EXERCISE: Write out the listing below in full and exactly, leaving out every picture.

EXERCISE DATA:
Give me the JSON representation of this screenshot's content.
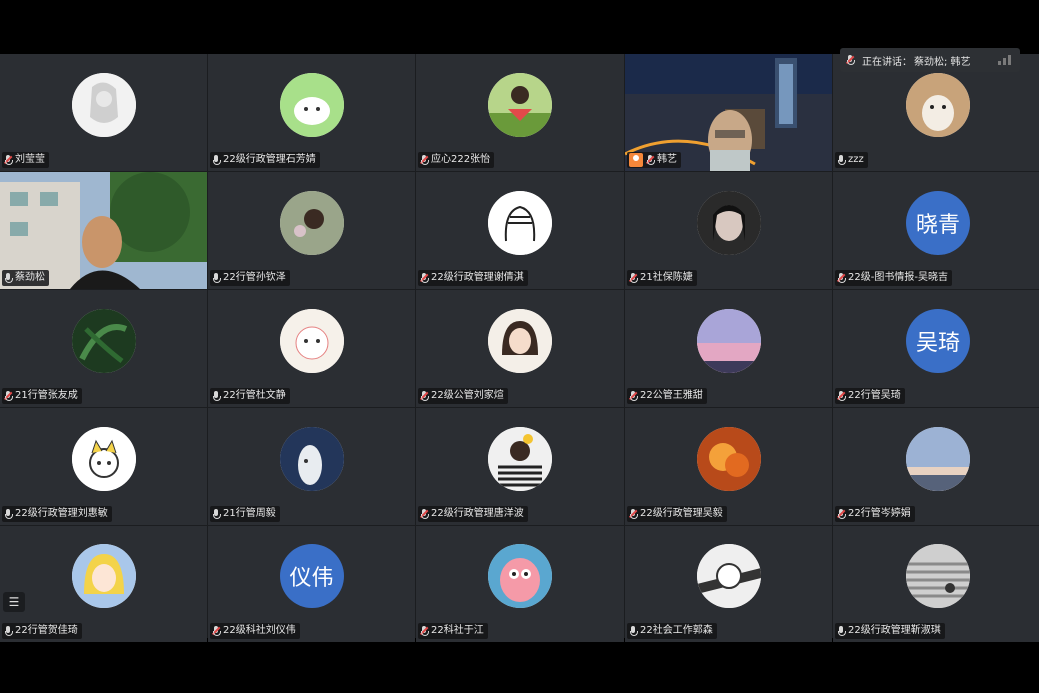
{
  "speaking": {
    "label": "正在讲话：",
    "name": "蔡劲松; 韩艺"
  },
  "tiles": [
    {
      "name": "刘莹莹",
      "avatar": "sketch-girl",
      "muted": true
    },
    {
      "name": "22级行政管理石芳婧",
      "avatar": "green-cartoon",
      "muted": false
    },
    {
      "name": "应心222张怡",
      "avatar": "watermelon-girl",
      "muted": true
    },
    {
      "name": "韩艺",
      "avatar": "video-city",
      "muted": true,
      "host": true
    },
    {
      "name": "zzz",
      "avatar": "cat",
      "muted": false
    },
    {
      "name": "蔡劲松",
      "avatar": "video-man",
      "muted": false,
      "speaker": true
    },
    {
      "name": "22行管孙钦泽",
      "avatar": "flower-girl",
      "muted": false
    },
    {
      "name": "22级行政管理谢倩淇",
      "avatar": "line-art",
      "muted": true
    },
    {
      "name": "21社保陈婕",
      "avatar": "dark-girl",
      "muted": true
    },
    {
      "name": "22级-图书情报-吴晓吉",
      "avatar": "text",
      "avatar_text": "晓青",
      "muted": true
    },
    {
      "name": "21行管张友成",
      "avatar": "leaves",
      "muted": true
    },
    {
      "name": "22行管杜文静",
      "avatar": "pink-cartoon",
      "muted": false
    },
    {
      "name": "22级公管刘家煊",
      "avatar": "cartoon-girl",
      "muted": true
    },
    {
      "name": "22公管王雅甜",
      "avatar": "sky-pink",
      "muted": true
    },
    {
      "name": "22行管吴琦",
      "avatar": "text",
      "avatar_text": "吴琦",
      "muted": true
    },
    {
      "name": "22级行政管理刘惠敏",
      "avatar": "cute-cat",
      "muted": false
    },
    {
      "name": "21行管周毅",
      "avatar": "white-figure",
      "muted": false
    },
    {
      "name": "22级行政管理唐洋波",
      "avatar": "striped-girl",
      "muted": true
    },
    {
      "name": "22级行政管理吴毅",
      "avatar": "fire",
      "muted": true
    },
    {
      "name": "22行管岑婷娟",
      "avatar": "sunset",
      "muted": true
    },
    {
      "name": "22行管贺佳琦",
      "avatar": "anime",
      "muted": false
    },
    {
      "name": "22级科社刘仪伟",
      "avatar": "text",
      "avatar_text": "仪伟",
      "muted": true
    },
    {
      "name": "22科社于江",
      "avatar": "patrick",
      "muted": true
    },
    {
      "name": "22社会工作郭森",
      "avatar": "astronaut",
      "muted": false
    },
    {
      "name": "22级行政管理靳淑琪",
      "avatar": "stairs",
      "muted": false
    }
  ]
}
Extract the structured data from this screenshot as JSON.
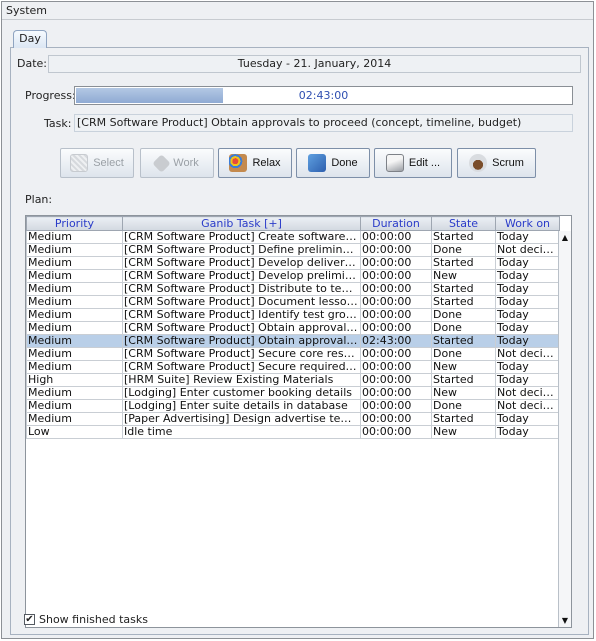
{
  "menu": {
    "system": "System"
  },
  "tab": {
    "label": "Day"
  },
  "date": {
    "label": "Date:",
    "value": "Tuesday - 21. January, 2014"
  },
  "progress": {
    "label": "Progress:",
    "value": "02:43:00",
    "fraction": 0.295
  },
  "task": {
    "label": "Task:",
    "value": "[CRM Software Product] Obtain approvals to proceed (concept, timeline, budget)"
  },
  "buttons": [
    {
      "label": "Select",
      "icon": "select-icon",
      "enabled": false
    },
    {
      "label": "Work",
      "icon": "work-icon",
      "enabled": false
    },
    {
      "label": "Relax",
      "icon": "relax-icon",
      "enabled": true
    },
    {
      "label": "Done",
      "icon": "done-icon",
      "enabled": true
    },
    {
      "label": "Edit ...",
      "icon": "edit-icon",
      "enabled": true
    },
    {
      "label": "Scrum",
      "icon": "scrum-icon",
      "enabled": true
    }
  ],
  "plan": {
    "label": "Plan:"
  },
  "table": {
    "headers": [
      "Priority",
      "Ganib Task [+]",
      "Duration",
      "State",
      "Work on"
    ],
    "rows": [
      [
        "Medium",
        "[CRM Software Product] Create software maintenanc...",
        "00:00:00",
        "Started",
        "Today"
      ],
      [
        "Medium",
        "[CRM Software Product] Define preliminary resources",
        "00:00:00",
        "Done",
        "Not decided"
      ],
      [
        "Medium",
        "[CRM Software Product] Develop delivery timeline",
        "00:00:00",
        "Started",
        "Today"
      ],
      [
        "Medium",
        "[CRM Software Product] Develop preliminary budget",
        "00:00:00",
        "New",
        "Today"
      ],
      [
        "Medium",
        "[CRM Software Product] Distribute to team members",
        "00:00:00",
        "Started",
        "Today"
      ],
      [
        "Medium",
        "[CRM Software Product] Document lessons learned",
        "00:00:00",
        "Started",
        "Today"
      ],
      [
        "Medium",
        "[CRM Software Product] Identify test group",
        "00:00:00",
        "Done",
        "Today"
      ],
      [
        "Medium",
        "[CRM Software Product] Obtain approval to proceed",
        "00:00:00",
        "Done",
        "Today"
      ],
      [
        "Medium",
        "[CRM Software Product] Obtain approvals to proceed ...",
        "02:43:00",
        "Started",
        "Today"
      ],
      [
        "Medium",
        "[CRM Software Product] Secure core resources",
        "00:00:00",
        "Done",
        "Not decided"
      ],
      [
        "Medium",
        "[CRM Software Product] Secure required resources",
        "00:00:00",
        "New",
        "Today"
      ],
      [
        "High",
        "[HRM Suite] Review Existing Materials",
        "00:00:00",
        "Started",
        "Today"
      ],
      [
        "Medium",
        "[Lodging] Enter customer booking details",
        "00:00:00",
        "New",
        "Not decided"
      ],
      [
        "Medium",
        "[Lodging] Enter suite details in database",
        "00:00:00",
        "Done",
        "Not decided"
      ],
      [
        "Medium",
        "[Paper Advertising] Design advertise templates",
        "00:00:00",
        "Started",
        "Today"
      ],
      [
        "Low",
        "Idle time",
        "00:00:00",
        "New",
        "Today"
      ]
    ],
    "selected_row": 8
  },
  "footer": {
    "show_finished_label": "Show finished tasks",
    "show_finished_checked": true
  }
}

ANSWER FOR THE TASK:
Give me the JSON representation of this screenshot's content.
{
  "speaking": {
    "label": "正在讲话：",
    "name": "蔡劲松; 韩艺"
  },
  "tiles": [
    {
      "name": "刘莹莹",
      "avatar": "sketch-girl",
      "muted": true
    },
    {
      "name": "22级行政管理石芳婧",
      "avatar": "green-cartoon",
      "muted": false
    },
    {
      "name": "应心222张怡",
      "avatar": "watermelon-girl",
      "muted": true
    },
    {
      "name": "韩艺",
      "avatar": "video-city",
      "muted": true,
      "host": true
    },
    {
      "name": "zzz",
      "avatar": "cat",
      "muted": false
    },
    {
      "name": "蔡劲松",
      "avatar": "video-man",
      "muted": false,
      "speaker": true
    },
    {
      "name": "22行管孙钦泽",
      "avatar": "flower-girl",
      "muted": false
    },
    {
      "name": "22级行政管理谢倩淇",
      "avatar": "line-art",
      "muted": true
    },
    {
      "name": "21社保陈婕",
      "avatar": "dark-girl",
      "muted": true
    },
    {
      "name": "22级-图书情报-吴晓吉",
      "avatar": "text",
      "avatar_text": "晓青",
      "muted": true
    },
    {
      "name": "21行管张友成",
      "avatar": "leaves",
      "muted": true
    },
    {
      "name": "22行管杜文静",
      "avatar": "pink-cartoon",
      "muted": false
    },
    {
      "name": "22级公管刘家煊",
      "avatar": "cartoon-girl",
      "muted": true
    },
    {
      "name": "22公管王雅甜",
      "avatar": "sky-pink",
      "muted": true
    },
    {
      "name": "22行管吴琦",
      "avatar": "text",
      "avatar_text": "吴琦",
      "muted": true
    },
    {
      "name": "22级行政管理刘惠敏",
      "avatar": "cute-cat",
      "muted": false
    },
    {
      "name": "21行管周毅",
      "avatar": "white-figure",
      "muted": false
    },
    {
      "name": "22级行政管理唐洋波",
      "avatar": "striped-girl",
      "muted": true
    },
    {
      "name": "22级行政管理吴毅",
      "avatar": "fire",
      "muted": true
    },
    {
      "name": "22行管岑婷娟",
      "avatar": "sunset",
      "muted": true
    },
    {
      "name": "22行管贺佳琦",
      "avatar": "anime",
      "muted": false
    },
    {
      "name": "22级科社刘仪伟",
      "avatar": "text",
      "avatar_text": "仪伟",
      "muted": true
    },
    {
      "name": "22科社于江",
      "avatar": "patrick",
      "muted": true
    },
    {
      "name": "22社会工作郭森",
      "avatar": "astronaut",
      "muted": false
    },
    {
      "name": "22级行政管理靳淑琪",
      "avatar": "stairs",
      "muted": false
    }
  ]
}
Extract the structured data from this screenshot as JSON.
{
  "menu": {
    "system": "System"
  },
  "tab": {
    "label": "Day"
  },
  "date": {
    "label": "Date:",
    "value": "Tuesday - 21. January, 2014"
  },
  "progress": {
    "label": "Progress:",
    "value": "02:43:00",
    "fraction": 0.295
  },
  "task": {
    "label": "Task:",
    "value": "[CRM Software Product] Obtain approvals to proceed (concept, timeline, budget)"
  },
  "buttons": [
    {
      "label": "Select",
      "icon": "select-icon",
      "enabled": false
    },
    {
      "label": "Work",
      "icon": "work-icon",
      "enabled": false
    },
    {
      "label": "Relax",
      "icon": "relax-icon",
      "enabled": true
    },
    {
      "label": "Done",
      "icon": "done-icon",
      "enabled": true
    },
    {
      "label": "Edit ...",
      "icon": "edit-icon",
      "enabled": true
    },
    {
      "label": "Scrum",
      "icon": "scrum-icon",
      "enabled": true
    }
  ],
  "plan": {
    "label": "Plan:"
  },
  "table": {
    "headers": [
      "Priority",
      "Ganib Task [+]",
      "Duration",
      "State",
      "Work on"
    ],
    "rows": [
      [
        "Medium",
        "[CRM Software Product] Create software maintenanc...",
        "00:00:00",
        "Started",
        "Today"
      ],
      [
        "Medium",
        "[CRM Software Product] Define preliminary resources",
        "00:00:00",
        "Done",
        "Not decided"
      ],
      [
        "Medium",
        "[CRM Software Product] Develop delivery timeline",
        "00:00:00",
        "Started",
        "Today"
      ],
      [
        "Medium",
        "[CRM Software Product] Develop preliminary budget",
        "00:00:00",
        "New",
        "Today"
      ],
      [
        "Medium",
        "[CRM Software Product] Distribute to team members",
        "00:00:00",
        "Started",
        "Today"
      ],
      [
        "Medium",
        "[CRM Software Product] Document lessons learned",
        "00:00:00",
        "Started",
        "Today"
      ],
      [
        "Medium",
        "[CRM Software Product] Identify test group",
        "00:00:00",
        "Done",
        "Today"
      ],
      [
        "Medium",
        "[CRM Software Product] Obtain approval to proceed",
        "00:00:00",
        "Done",
        "Today"
      ],
      [
        "Medium",
        "[CRM Software Product] Obtain approvals to proceed ...",
        "02:43:00",
        "Started",
        "Today"
      ],
      [
        "Medium",
        "[CRM Software Product] Secure core resources",
        "00:00:00",
        "Done",
        "Not decided"
      ],
      [
        "Medium",
        "[CRM Software Product] Secure required resources",
        "00:00:00",
        "New",
        "Today"
      ],
      [
        "High",
        "[HRM Suite] Review Existing Materials",
        "00:00:00",
        "Started",
        "Today"
      ],
      [
        "Medium",
        "[Lodging] Enter customer booking details",
        "00:00:00",
        "New",
        "Not decided"
      ],
      [
        "Medium",
        "[Lodging] Enter suite details in database",
        "00:00:00",
        "Done",
        "Not decided"
      ],
      [
        "Medium",
        "[Paper Advertising] Design advertise templates",
        "00:00:00",
        "Started",
        "Today"
      ],
      [
        "Low",
        "Idle time",
        "00:00:00",
        "New",
        "Today"
      ]
    ],
    "selected_row": 8
  },
  "footer": {
    "show_finished_label": "Show finished tasks",
    "show_finished_checked": true
  }
}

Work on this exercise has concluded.